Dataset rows
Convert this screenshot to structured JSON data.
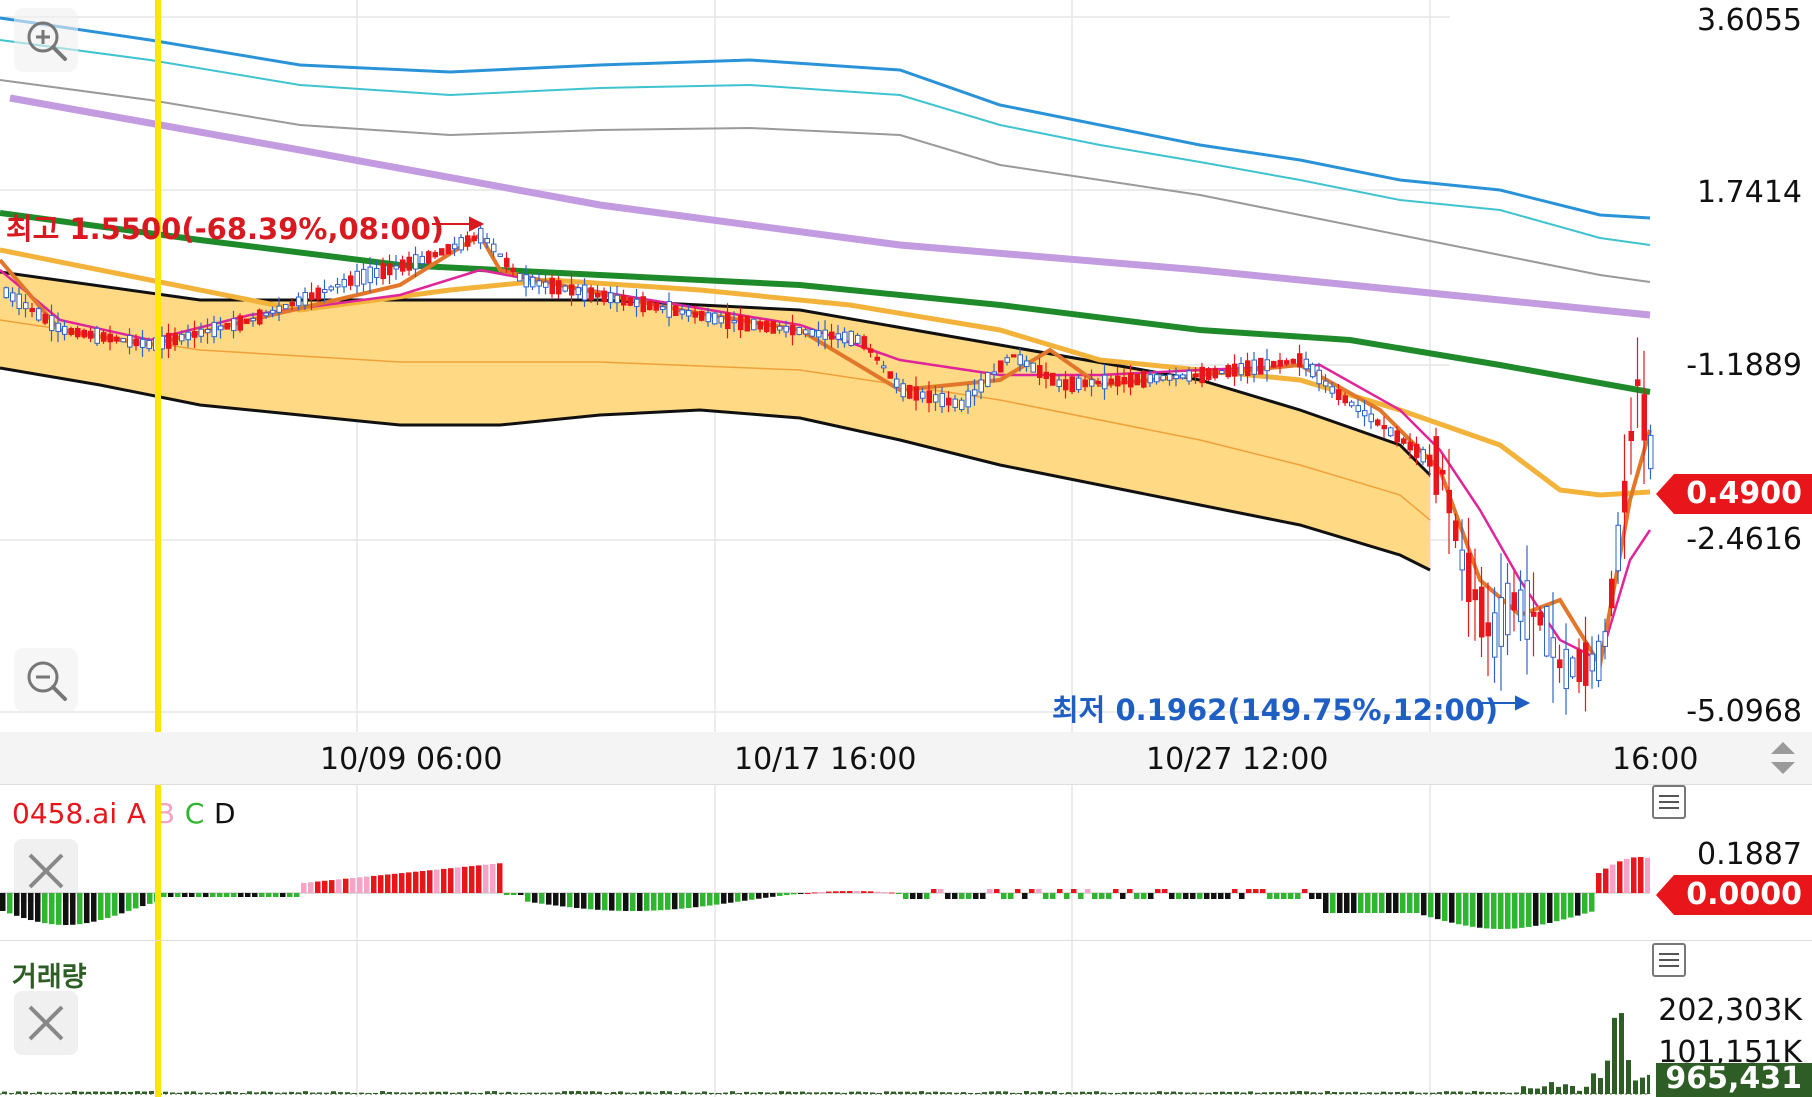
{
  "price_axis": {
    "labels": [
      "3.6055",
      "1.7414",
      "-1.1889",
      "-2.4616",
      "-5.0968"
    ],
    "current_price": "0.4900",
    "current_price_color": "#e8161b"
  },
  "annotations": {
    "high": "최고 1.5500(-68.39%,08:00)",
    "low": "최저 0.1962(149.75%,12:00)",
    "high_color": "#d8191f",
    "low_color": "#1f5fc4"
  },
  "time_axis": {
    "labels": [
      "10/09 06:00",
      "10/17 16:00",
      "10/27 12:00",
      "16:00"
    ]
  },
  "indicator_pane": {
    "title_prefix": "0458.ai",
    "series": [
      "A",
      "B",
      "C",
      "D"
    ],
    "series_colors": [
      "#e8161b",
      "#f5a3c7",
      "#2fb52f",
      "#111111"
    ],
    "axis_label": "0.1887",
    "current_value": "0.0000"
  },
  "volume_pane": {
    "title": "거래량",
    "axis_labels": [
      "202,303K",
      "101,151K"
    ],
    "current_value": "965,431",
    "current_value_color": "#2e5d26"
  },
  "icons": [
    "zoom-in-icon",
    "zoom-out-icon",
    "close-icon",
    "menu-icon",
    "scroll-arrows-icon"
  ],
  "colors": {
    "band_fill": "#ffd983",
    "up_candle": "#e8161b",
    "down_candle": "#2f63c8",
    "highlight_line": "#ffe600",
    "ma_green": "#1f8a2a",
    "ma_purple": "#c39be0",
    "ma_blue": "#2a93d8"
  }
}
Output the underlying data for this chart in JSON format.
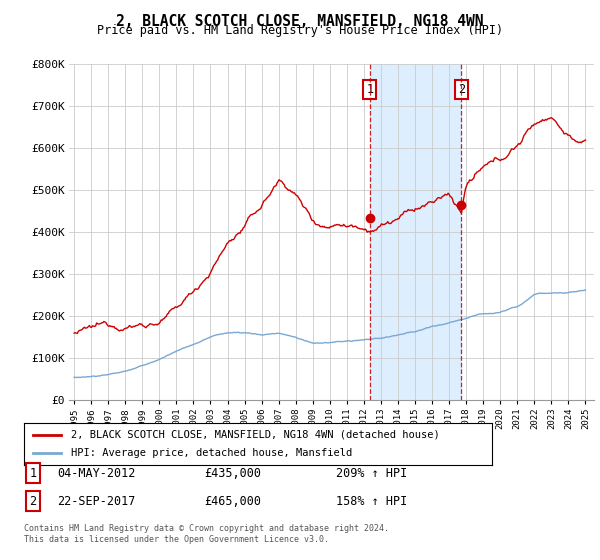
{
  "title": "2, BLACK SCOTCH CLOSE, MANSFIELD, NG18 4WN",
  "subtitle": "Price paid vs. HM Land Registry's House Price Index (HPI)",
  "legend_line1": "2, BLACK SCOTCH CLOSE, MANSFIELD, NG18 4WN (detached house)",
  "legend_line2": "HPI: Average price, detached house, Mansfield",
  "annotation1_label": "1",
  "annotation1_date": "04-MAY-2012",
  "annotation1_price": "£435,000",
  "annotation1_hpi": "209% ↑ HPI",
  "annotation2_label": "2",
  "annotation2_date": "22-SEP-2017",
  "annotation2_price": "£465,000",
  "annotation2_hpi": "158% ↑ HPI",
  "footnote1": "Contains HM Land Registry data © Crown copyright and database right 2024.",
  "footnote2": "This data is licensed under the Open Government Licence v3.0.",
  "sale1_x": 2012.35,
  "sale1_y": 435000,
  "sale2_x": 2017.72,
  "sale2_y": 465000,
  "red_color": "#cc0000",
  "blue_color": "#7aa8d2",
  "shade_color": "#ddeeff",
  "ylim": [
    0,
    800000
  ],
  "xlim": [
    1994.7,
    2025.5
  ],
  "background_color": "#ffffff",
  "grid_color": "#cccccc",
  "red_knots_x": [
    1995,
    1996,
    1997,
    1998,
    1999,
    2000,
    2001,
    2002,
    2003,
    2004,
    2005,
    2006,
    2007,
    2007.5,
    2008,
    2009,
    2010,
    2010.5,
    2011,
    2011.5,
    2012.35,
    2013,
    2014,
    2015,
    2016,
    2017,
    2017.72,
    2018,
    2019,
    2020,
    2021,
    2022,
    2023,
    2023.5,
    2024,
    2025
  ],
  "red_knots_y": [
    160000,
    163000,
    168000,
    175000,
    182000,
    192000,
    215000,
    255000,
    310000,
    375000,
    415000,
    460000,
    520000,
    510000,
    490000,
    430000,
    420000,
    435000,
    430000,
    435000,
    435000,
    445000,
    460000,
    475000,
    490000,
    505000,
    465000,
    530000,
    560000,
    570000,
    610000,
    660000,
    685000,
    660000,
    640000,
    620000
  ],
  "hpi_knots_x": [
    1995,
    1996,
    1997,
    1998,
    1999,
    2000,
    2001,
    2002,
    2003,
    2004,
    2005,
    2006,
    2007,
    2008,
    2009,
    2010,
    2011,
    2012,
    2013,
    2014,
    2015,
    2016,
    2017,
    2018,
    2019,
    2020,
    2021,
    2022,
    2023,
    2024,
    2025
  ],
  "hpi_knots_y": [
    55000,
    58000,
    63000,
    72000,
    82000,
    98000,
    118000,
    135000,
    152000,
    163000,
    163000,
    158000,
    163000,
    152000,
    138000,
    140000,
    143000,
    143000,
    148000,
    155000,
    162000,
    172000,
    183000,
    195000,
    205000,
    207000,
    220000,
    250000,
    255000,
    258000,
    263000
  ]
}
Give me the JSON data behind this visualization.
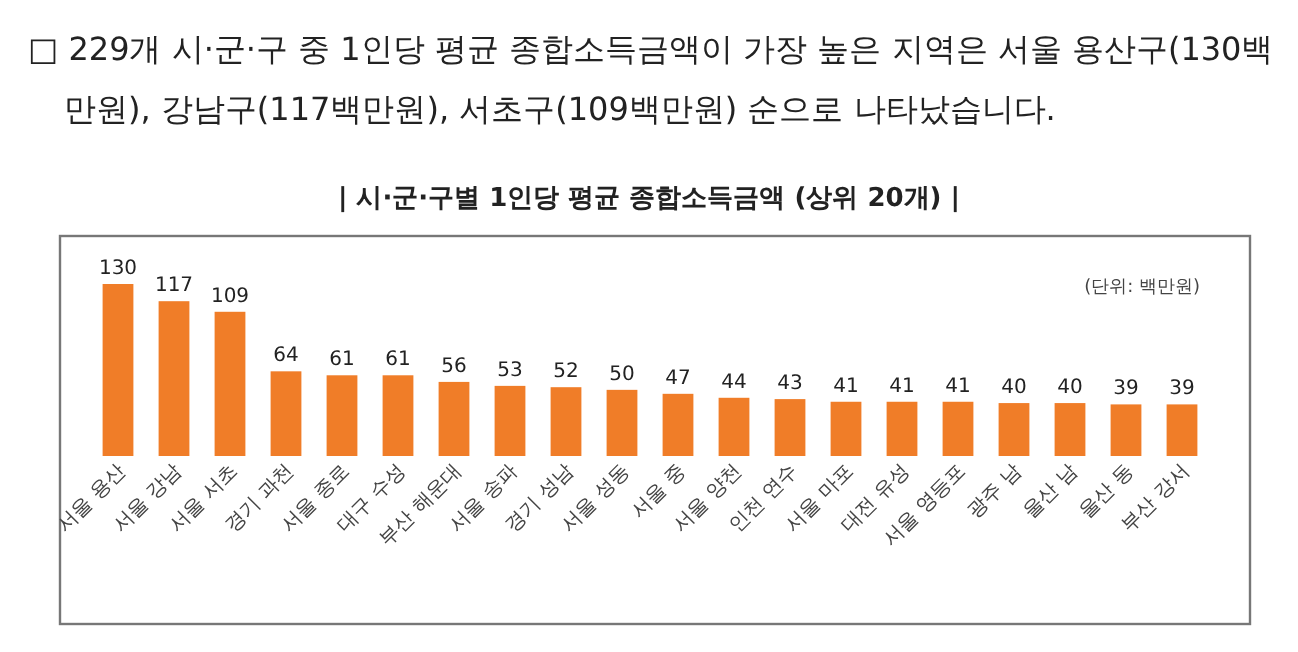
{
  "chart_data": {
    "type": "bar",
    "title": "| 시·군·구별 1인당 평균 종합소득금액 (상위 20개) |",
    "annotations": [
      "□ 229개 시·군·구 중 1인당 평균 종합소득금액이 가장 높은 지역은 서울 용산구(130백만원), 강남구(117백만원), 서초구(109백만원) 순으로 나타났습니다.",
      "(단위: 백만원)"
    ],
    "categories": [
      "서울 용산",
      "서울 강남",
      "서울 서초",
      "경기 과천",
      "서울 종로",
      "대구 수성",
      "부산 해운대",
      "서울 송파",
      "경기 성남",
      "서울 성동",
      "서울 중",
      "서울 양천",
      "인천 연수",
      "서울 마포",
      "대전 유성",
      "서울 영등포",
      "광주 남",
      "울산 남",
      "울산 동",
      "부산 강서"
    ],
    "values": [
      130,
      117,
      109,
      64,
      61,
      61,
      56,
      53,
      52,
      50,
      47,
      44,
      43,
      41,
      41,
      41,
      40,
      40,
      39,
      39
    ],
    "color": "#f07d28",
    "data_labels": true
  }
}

Exercise brief
Skip the pictures and write out exactly the lines from the line containing "Give me the" through the end of the listing above.

Full answer
Give me the JSON data behind this visualization.
{
  "chart_data": {
    "type": "bar",
    "title": "| 시·군·구별 1인당 평균 종합소득금액 (상위 20개) |",
    "annotations": [
      "□ 229개 시·군·구 중 1인당 평균 종합소득금액이 가장 높은 지역은 서울 용산구(130백만원), 강남구(117백만원), 서초구(109백만원) 순으로 나타났습니다.",
      "(단위: 백만원)"
    ],
    "categories": [
      "서울 용산",
      "서울 강남",
      "서울 서초",
      "경기 과천",
      "서울 종로",
      "대구 수성",
      "부산 해운대",
      "서울 송파",
      "경기 성남",
      "서울 성동",
      "서울 중",
      "서울 양천",
      "인천 연수",
      "서울 마포",
      "대전 유성",
      "서울 영등포",
      "광주 남",
      "울산 남",
      "울산 동",
      "부산 강서"
    ],
    "values": [
      130,
      117,
      109,
      64,
      61,
      61,
      56,
      53,
      52,
      50,
      47,
      44,
      43,
      41,
      41,
      41,
      40,
      40,
      39,
      39
    ],
    "color": "#f07d28",
    "data_labels": true
  }
}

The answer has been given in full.